**Goal**
The entries below contain a line with "Read the values" and a line with "Convert this screenshot". Retype exactly everything from the first down to the second, both included, and nothing else.
## START Source records
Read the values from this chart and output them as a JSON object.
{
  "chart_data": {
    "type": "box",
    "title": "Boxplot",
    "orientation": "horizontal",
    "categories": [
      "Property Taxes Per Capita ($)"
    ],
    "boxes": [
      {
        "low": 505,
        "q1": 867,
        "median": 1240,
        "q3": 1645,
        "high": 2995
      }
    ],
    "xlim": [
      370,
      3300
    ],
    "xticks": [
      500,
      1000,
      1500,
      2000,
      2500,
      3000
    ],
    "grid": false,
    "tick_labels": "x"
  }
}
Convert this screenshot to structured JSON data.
## END Source records
## START Source records
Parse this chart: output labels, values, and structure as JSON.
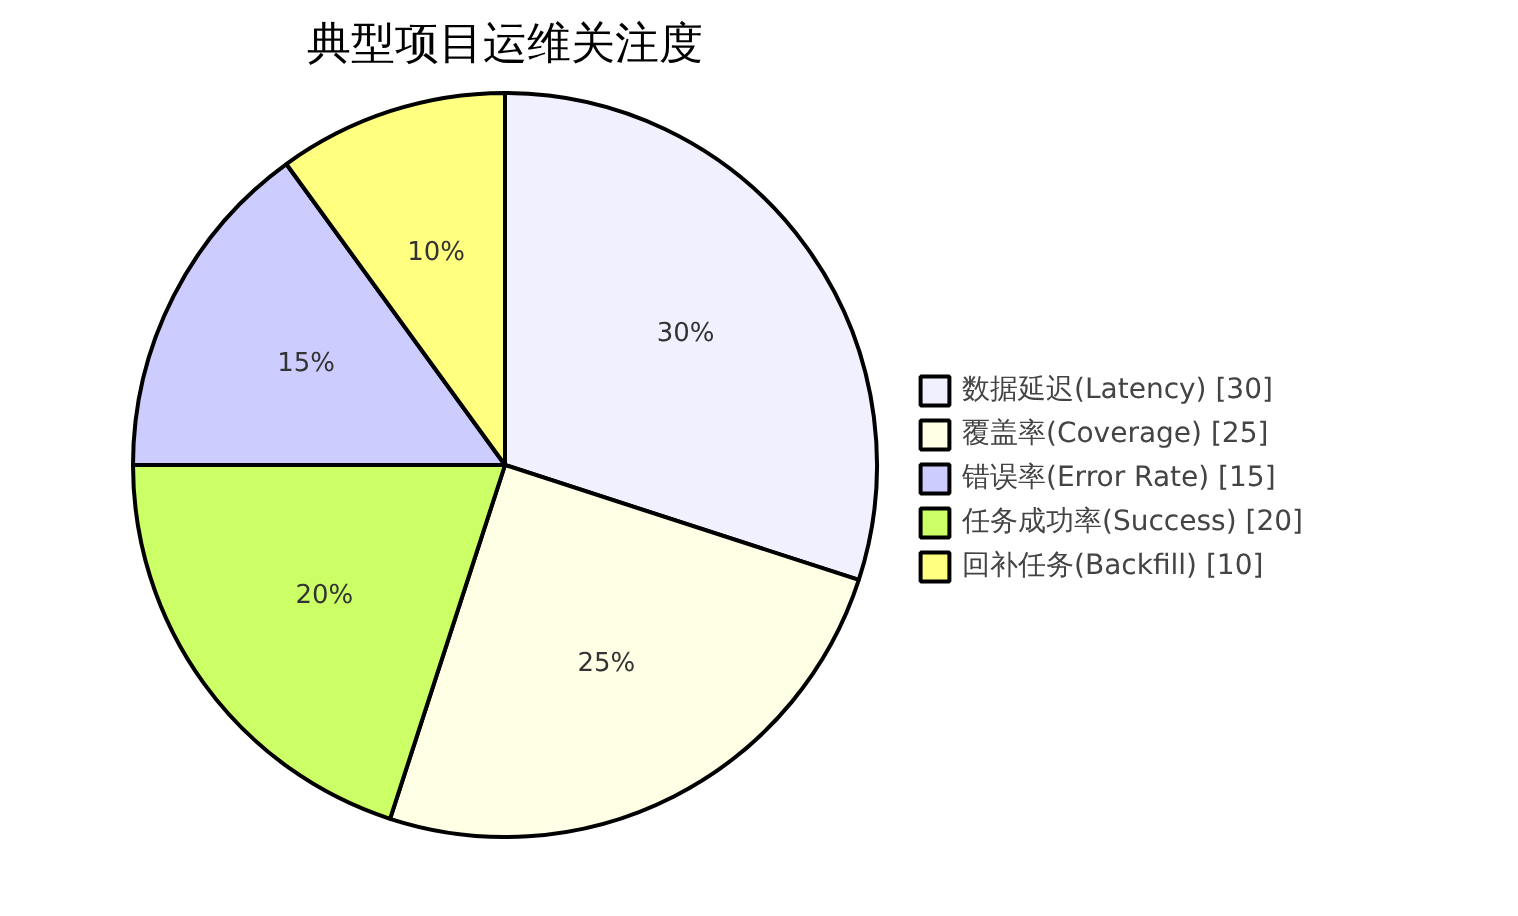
## END Source records
## START Source records
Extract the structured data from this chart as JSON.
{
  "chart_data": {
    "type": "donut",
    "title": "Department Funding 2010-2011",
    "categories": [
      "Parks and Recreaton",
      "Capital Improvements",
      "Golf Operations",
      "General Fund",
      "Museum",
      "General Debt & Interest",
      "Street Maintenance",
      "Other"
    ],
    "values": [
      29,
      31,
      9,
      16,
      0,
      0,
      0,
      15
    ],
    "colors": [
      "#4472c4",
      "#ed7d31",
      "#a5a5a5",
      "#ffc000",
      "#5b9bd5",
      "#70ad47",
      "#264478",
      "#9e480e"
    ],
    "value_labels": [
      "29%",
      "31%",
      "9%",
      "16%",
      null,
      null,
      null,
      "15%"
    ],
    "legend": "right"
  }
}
## END Source records
**Solution to this problem**
Read the values from this chart and output them as a JSON object.
{
  "chart_data": {
    "type": "box",
    "title": "Boxplot",
    "orientation": "horizontal",
    "categories": [
      "Property Taxes Per Capita ($)"
    ],
    "boxes": [
      {
        "low": 505,
        "q1": 867,
        "median": 1240,
        "q3": 1645,
        "high": 2995
      }
    ],
    "xlim": [
      370,
      3300
    ],
    "xticks": [
      500,
      1000,
      1500,
      2000,
      2500,
      3000
    ],
    "grid": false,
    "tick_labels": "x"
  }
}
Convert this screenshot to structured JSON data.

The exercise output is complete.